#### PROVIDED RECORDS
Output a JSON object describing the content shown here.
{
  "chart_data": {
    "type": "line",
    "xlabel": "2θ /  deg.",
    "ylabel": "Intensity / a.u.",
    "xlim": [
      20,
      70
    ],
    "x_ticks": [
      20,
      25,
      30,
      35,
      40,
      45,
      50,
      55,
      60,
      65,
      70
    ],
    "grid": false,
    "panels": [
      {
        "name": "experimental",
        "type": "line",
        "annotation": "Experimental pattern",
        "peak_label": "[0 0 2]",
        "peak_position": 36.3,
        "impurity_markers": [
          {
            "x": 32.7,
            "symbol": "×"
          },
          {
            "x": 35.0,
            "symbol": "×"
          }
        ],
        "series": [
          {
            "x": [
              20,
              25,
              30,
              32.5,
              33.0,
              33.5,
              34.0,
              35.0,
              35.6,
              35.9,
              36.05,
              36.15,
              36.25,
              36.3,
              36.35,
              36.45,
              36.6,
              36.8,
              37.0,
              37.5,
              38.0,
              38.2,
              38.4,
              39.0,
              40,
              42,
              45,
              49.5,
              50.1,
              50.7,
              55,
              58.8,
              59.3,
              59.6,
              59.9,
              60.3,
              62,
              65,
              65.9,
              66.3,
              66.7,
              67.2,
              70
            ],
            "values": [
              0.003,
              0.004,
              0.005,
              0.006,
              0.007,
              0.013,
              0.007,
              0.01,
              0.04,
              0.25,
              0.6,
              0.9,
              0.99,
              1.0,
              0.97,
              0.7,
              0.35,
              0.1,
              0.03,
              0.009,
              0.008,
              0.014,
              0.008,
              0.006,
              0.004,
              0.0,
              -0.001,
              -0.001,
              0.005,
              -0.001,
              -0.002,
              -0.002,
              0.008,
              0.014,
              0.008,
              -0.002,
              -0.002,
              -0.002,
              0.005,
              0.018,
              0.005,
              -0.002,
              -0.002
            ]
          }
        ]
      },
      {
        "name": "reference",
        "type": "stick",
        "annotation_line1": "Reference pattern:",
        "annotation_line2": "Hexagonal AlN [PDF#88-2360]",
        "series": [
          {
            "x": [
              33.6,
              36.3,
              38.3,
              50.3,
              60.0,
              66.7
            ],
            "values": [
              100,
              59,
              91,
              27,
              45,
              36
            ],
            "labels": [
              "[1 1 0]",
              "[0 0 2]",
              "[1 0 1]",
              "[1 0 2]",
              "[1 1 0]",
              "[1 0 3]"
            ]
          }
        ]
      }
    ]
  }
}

#### INSTRUCTIONS FOR THE TASK
Reproduce all of the records exactly.

#### TASK ANSWER
Output a JSON object describing the content shown here.
{
  "chart_data": {
    "type": "line",
    "xlabel": "2θ /  deg.",
    "ylabel": "Intensity / a.u.",
    "xlim": [
      20,
      70
    ],
    "x_ticks": [
      20,
      25,
      30,
      35,
      40,
      45,
      50,
      55,
      60,
      65,
      70
    ],
    "grid": false,
    "panels": [
      {
        "name": "experimental",
        "type": "line",
        "annotation": "Experimental pattern",
        "peak_label": "[0 0 2]",
        "peak_position": 36.3,
        "impurity_markers": [
          {
            "x": 32.7,
            "symbol": "×"
          },
          {
            "x": 35.0,
            "symbol": "×"
          }
        ],
        "series": [
          {
            "x": [
              20,
              25,
              30,
              32.5,
              33.0,
              33.5,
              34.0,
              35.0,
              35.6,
              35.9,
              36.05,
              36.15,
              36.25,
              36.3,
              36.35,
              36.45,
              36.6,
              36.8,
              37.0,
              37.5,
              38.0,
              38.2,
              38.4,
              39.0,
              40,
              42,
              45,
              49.5,
              50.1,
              50.7,
              55,
              58.8,
              59.3,
              59.6,
              59.9,
              60.3,
              62,
              65,
              65.9,
              66.3,
              66.7,
              67.2,
              70
            ],
            "values": [
              0.003,
              0.004,
              0.005,
              0.006,
              0.007,
              0.013,
              0.007,
              0.01,
              0.04,
              0.25,
              0.6,
              0.9,
              0.99,
              1.0,
              0.97,
              0.7,
              0.35,
              0.1,
              0.03,
              0.009,
              0.008,
              0.014,
              0.008,
              0.006,
              0.004,
              0.0,
              -0.001,
              -0.001,
              0.005,
              -0.001,
              -0.002,
              -0.002,
              0.008,
              0.014,
              0.008,
              -0.002,
              -0.002,
              -0.002,
              0.005,
              0.018,
              0.005,
              -0.002,
              -0.002
            ]
          }
        ]
      },
      {
        "name": "reference",
        "type": "stick",
        "annotation_line1": "Reference pattern:",
        "annotation_line2": "Hexagonal AlN [PDF#88-2360]",
        "series": [
          {
            "x": [
              33.6,
              36.3,
              38.3,
              50.3,
              60.0,
              66.7
            ],
            "values": [
              100,
              59,
              91,
              27,
              45,
              36
            ],
            "labels": [
              "[1 1 0]",
              "[0 0 2]",
              "[1 0 1]",
              "[1 0 2]",
              "[1 1 0]",
              "[1 0 3]"
            ]
          }
        ]
      }
    ]
  }
}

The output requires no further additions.